What needs to be done: Every line of the material is to be quoted verbatim, minus the pictures.

----

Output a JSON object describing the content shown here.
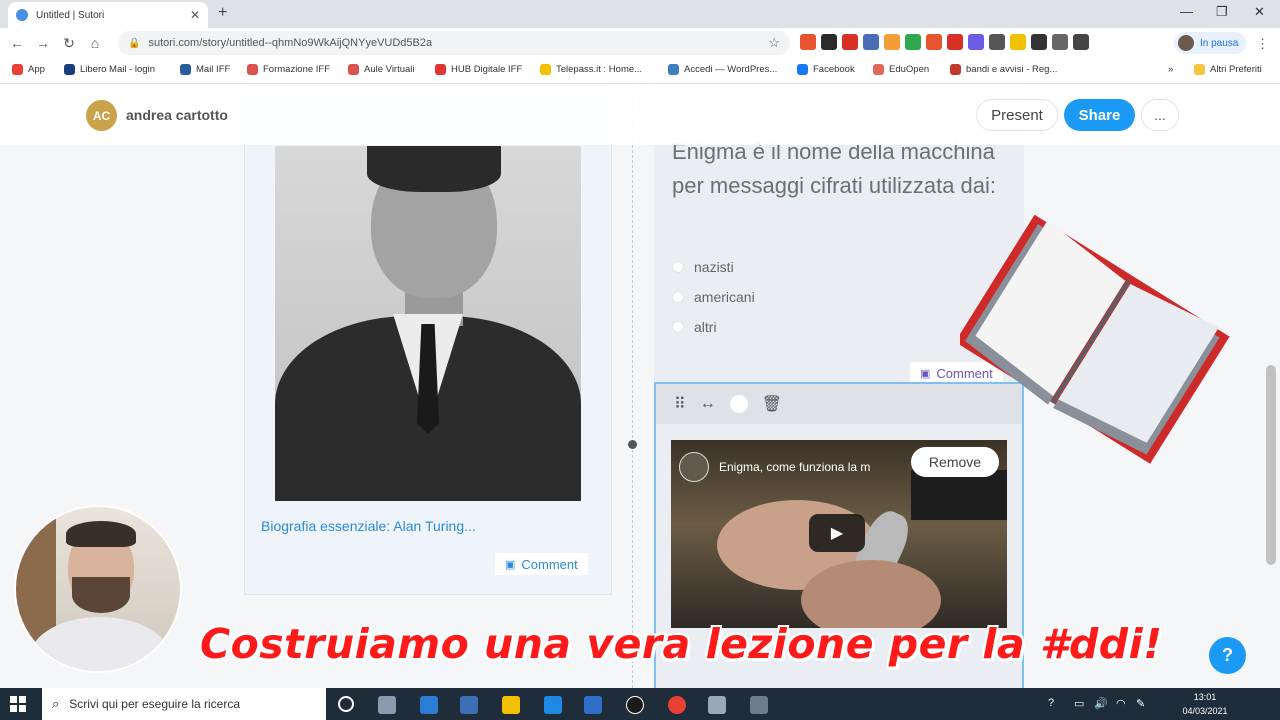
{
  "browser": {
    "tab_title": "Untitled | Sutori",
    "tab_close": "✕",
    "new_tab": "+",
    "window_controls": {
      "minimize": "—",
      "maximize": "❐",
      "close": "✕"
    },
    "nav": {
      "back": "←",
      "forward": "→",
      "reload": "↻",
      "home": "⌂"
    },
    "url": "sutori.com/story/untitled--qhmNo9WkAijQNYyeVUDd5B2a",
    "lock": "🔒",
    "bookmark_star": "☆",
    "profile_status": "In pausa",
    "menu": "⋮",
    "extension_icons": [
      "new-extension-icon",
      "extension-icon",
      "gmail-icon",
      "extension-icon",
      "extension-icon",
      "extension-icon",
      "extension-icon",
      "extension-icon",
      "settings-extension-icon",
      "extension-icon",
      "thumbs-up-icon",
      "grid-icon",
      "window-icon",
      "puzzle-icon"
    ]
  },
  "bookmarks": {
    "items": [
      {
        "label": "App",
        "color": "#e94235"
      },
      {
        "label": "Libero Mail - login",
        "color": "#1a3d7c"
      },
      {
        "label": "Mail IFF",
        "color": "#2a5d9f"
      },
      {
        "label": "Formazione IFF",
        "color": "#d9534f"
      },
      {
        "label": "Aule Virtuali",
        "color": "#d9534f"
      },
      {
        "label": "HUB Digitale IFF",
        "color": "#e3342f"
      },
      {
        "label": "Telepass.it : Home...",
        "color": "#f2c200"
      },
      {
        "label": "Accedi — WordPres...",
        "color": "#3c7ebf"
      },
      {
        "label": "Facebook",
        "color": "#1877f2"
      },
      {
        "label": "EduOpen",
        "color": "#e06a5a"
      },
      {
        "label": "bandi e avvisi - Reg...",
        "color": "#c0392b"
      }
    ],
    "overflow": "»",
    "other_label": "Altri Preferiti"
  },
  "app": {
    "avatar_initials": "AC",
    "user_name": "andrea cartotto",
    "present_label": "Present",
    "share_label": "Share",
    "more_label": "...",
    "left_card": {
      "caption": "Biografia essenziale: Alan Turing...",
      "comment_label": "Comment"
    },
    "quiz": {
      "question": "Enigma è il nome della macchina per messaggi cifrati utilizzata dai:",
      "options": [
        "nazisti",
        "americani",
        "altri"
      ],
      "comment_label": "Comment"
    },
    "video_card": {
      "tools": {
        "drag": "⠿",
        "resize": "↔",
        "delete": "🗑"
      },
      "video_title": "Enigma, come funziona la m",
      "play": "▶",
      "remove_label": "Remove"
    },
    "help": "?"
  },
  "overlay_title": "Costruiamo una vera lezione per la #ddi!",
  "taskbar": {
    "search_placeholder": "Scrivi qui per eseguire la ricerca",
    "search_icon": "⌕",
    "time": "13:01",
    "date": "04/03/2021",
    "tray_icons": [
      "help-icon",
      "battery-icon",
      "volume-icon",
      "wifi-icon",
      "pen-icon"
    ],
    "tray_symbols": [
      "?",
      "▭",
      "🔊",
      "◠",
      "✎"
    ]
  }
}
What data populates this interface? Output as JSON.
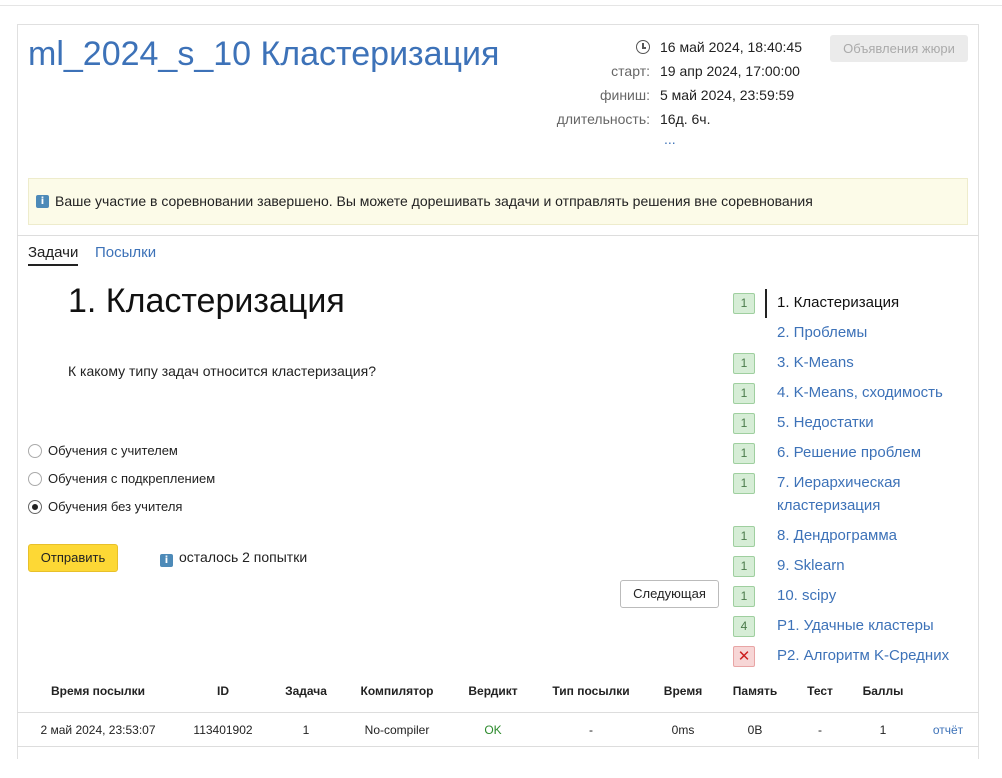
{
  "contest": {
    "title": "ml_2024_s_10 Кластеризация",
    "current_time": "16 май 2024, 18:40:45",
    "start_label": "старт:",
    "start": "19 апр 2024, 17:00:00",
    "finish_label": "финиш:",
    "finish": "5 май 2024, 23:59:59",
    "duration_label": "длительность:",
    "duration": "16д. 6ч.",
    "more": "...",
    "jury_button": "Объявления жюри"
  },
  "notice": {
    "icon": "info-icon",
    "text": "Ваше участие в соревновании завершено. Вы можете дорешивать задачи и отправлять решения вне соревнования"
  },
  "tabs": [
    {
      "label": "Задачи",
      "active": true
    },
    {
      "label": "Посылки",
      "active": false
    }
  ],
  "problem": {
    "title": "1. Кластеризация",
    "question": "К какому типу задач относится кластеризация?",
    "options": [
      {
        "label": "Обучения с учителем",
        "checked": false
      },
      {
        "label": "Обучения с подкреплением",
        "checked": false
      },
      {
        "label": "Обучения без учителя",
        "checked": true
      }
    ],
    "submit_label": "Отправить",
    "attempts_text": "осталось 2 попытки",
    "next_label": "Следующая"
  },
  "sidebar": [
    {
      "badge": "1",
      "status": "ok",
      "label": "1. Кластеризация",
      "active": true
    },
    {
      "badge": "",
      "status": "none",
      "label": "2. Проблемы",
      "active": false
    },
    {
      "badge": "1",
      "status": "ok",
      "label": "3. K-Means",
      "active": false
    },
    {
      "badge": "1",
      "status": "ok",
      "label": "4. K-Means, сходимость",
      "active": false
    },
    {
      "badge": "1",
      "status": "ok",
      "label": "5. Недостатки",
      "active": false
    },
    {
      "badge": "1",
      "status": "ok",
      "label": "6. Решение проблем",
      "active": false
    },
    {
      "badge": "1",
      "status": "ok",
      "label": "7. Иерархическая",
      "label2": "кластеризация",
      "active": false
    },
    {
      "badge": "1",
      "status": "ok",
      "label": "8. Дендрограмма",
      "active": false
    },
    {
      "badge": "1",
      "status": "ok",
      "label": "9. Sklearn",
      "active": false
    },
    {
      "badge": "1",
      "status": "ok",
      "label": "10. scipy",
      "active": false
    },
    {
      "badge": "4",
      "status": "ok",
      "label": "P1. Удачные кластеры",
      "active": false
    },
    {
      "badge": "✕",
      "status": "fail",
      "label": "P2. Алгоритм K-Средних",
      "active": false
    }
  ],
  "submissions": {
    "headers": [
      "Время посылки",
      "ID",
      "Задача",
      "Компилятор",
      "Вердикт",
      "Тип посылки",
      "Время",
      "Память",
      "Тест",
      "Баллы"
    ],
    "rows": [
      {
        "time": "2 май 2024, 23:53:07",
        "id": "113401902",
        "task": "1",
        "compiler": "No-compiler",
        "verdict": "OK",
        "type": "-",
        "run_time": "0ms",
        "memory": "0B",
        "test": "-",
        "score": "1",
        "report": "отчёт"
      }
    ]
  }
}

----

Task result:
Output a JSON object describing the content shown here.
{
  "browser": {
    "tab_title": "Untitled | Sutori",
    "tab_close": "✕",
    "new_tab": "+",
    "window_controls": {
      "minimize": "—",
      "maximize": "❐",
      "close": "✕"
    },
    "nav": {
      "back": "←",
      "forward": "→",
      "reload": "↻",
      "home": "⌂"
    },
    "url": "sutori.com/story/untitled--qhmNo9WkAijQNYyeVUDd5B2a",
    "lock": "🔒",
    "bookmark_star": "☆",
    "profile_status": "In pausa",
    "menu": "⋮",
    "extension_icons": [
      "new-extension-icon",
      "extension-icon",
      "gmail-icon",
      "extension-icon",
      "extension-icon",
      "extension-icon",
      "extension-icon",
      "extension-icon",
      "settings-extension-icon",
      "extension-icon",
      "thumbs-up-icon",
      "grid-icon",
      "window-icon",
      "puzzle-icon"
    ]
  },
  "bookmarks": {
    "items": [
      {
        "label": "App",
        "color": "#e94235"
      },
      {
        "label": "Libero Mail - login",
        "color": "#1a3d7c"
      },
      {
        "label": "Mail IFF",
        "color": "#2a5d9f"
      },
      {
        "label": "Formazione IFF",
        "color": "#d9534f"
      },
      {
        "label": "Aule Virtuali",
        "color": "#d9534f"
      },
      {
        "label": "HUB Digitale IFF",
        "color": "#e3342f"
      },
      {
        "label": "Telepass.it : Home...",
        "color": "#f2c200"
      },
      {
        "label": "Accedi — WordPres...",
        "color": "#3c7ebf"
      },
      {
        "label": "Facebook",
        "color": "#1877f2"
      },
      {
        "label": "EduOpen",
        "color": "#e06a5a"
      },
      {
        "label": "bandi e avvisi - Reg...",
        "color": "#c0392b"
      }
    ],
    "overflow": "»",
    "other_label": "Altri Preferiti"
  },
  "app": {
    "avatar_initials": "AC",
    "user_name": "andrea cartotto",
    "present_label": "Present",
    "share_label": "Share",
    "more_label": "...",
    "left_card": {
      "caption": "Biografia essenziale: Alan Turing...",
      "comment_label": "Comment"
    },
    "quiz": {
      "question": "Enigma è il nome della macchina per messaggi cifrati utilizzata dai:",
      "options": [
        "nazisti",
        "americani",
        "altri"
      ],
      "comment_label": "Comment"
    },
    "video_card": {
      "tools": {
        "drag": "⠿",
        "resize": "↔",
        "delete": "🗑"
      },
      "video_title": "Enigma, come funziona la m",
      "play": "▶",
      "remove_label": "Remove"
    },
    "help": "?"
  },
  "overlay_title": "Costruiamo una vera lezione per la #ddi!",
  "taskbar": {
    "search_placeholder": "Scrivi qui per eseguire la ricerca",
    "search_icon": "⌕",
    "time": "13:01",
    "date": "04/03/2021",
    "tray_icons": [
      "help-icon",
      "battery-icon",
      "volume-icon",
      "wifi-icon",
      "pen-icon"
    ],
    "tray_symbols": [
      "?",
      "▭",
      "🔊",
      "◠",
      "✎"
    ]
  }
}
What data populates this interface? Output as JSON.
{
  "contest": {
    "title": "ml_2024_s_10 Кластеризация",
    "current_time": "16 май 2024, 18:40:45",
    "start_label": "старт:",
    "start": "19 апр 2024, 17:00:00",
    "finish_label": "финиш:",
    "finish": "5 май 2024, 23:59:59",
    "duration_label": "длительность:",
    "duration": "16д. 6ч.",
    "more": "...",
    "jury_button": "Объявления жюри"
  },
  "notice": {
    "icon": "info-icon",
    "text": "Ваше участие в соревновании завершено. Вы можете дорешивать задачи и отправлять решения вне соревнования"
  },
  "tabs": [
    {
      "label": "Задачи",
      "active": true
    },
    {
      "label": "Посылки",
      "active": false
    }
  ],
  "problem": {
    "title": "1. Кластеризация",
    "question": "К какому типу задач относится кластеризация?",
    "options": [
      {
        "label": "Обучения с учителем",
        "checked": false
      },
      {
        "label": "Обучения с подкреплением",
        "checked": false
      },
      {
        "label": "Обучения без учителя",
        "checked": true
      }
    ],
    "submit_label": "Отправить",
    "attempts_text": "осталось 2 попытки",
    "next_label": "Следующая"
  },
  "sidebar": [
    {
      "badge": "1",
      "status": "ok",
      "label": "1. Кластеризация",
      "active": true
    },
    {
      "badge": "",
      "status": "none",
      "label": "2. Проблемы",
      "active": false
    },
    {
      "badge": "1",
      "status": "ok",
      "label": "3. K-Means",
      "active": false
    },
    {
      "badge": "1",
      "status": "ok",
      "label": "4. K-Means, сходимость",
      "active": false
    },
    {
      "badge": "1",
      "status": "ok",
      "label": "5. Недостатки",
      "active": false
    },
    {
      "badge": "1",
      "status": "ok",
      "label": "6. Решение проблем",
      "active": false
    },
    {
      "badge": "1",
      "status": "ok",
      "label": "7. Иерархическая",
      "label2": "кластеризация",
      "active": false
    },
    {
      "badge": "1",
      "status": "ok",
      "label": "8. Дендрограмма",
      "active": false
    },
    {
      "badge": "1",
      "status": "ok",
      "label": "9. Sklearn",
      "active": false
    },
    {
      "badge": "1",
      "status": "ok",
      "label": "10. scipy",
      "active": false
    },
    {
      "badge": "4",
      "status": "ok",
      "label": "P1. Удачные кластеры",
      "active": false
    },
    {
      "badge": "✕",
      "status": "fail",
      "label": "P2. Алгоритм K-Средних",
      "active": false
    }
  ],
  "submissions": {
    "headers": [
      "Время посылки",
      "ID",
      "Задача",
      "Компилятор",
      "Вердикт",
      "Тип посылки",
      "Время",
      "Память",
      "Тест",
      "Баллы"
    ],
    "rows": [
      {
        "time": "2 май 2024, 23:53:07",
        "id": "113401902",
        "task": "1",
        "compiler": "No-compiler",
        "verdict": "OK",
        "type": "-",
        "run_time": "0ms",
        "memory": "0B",
        "test": "-",
        "score": "1",
        "report": "отчёт"
      }
    ]
  }
}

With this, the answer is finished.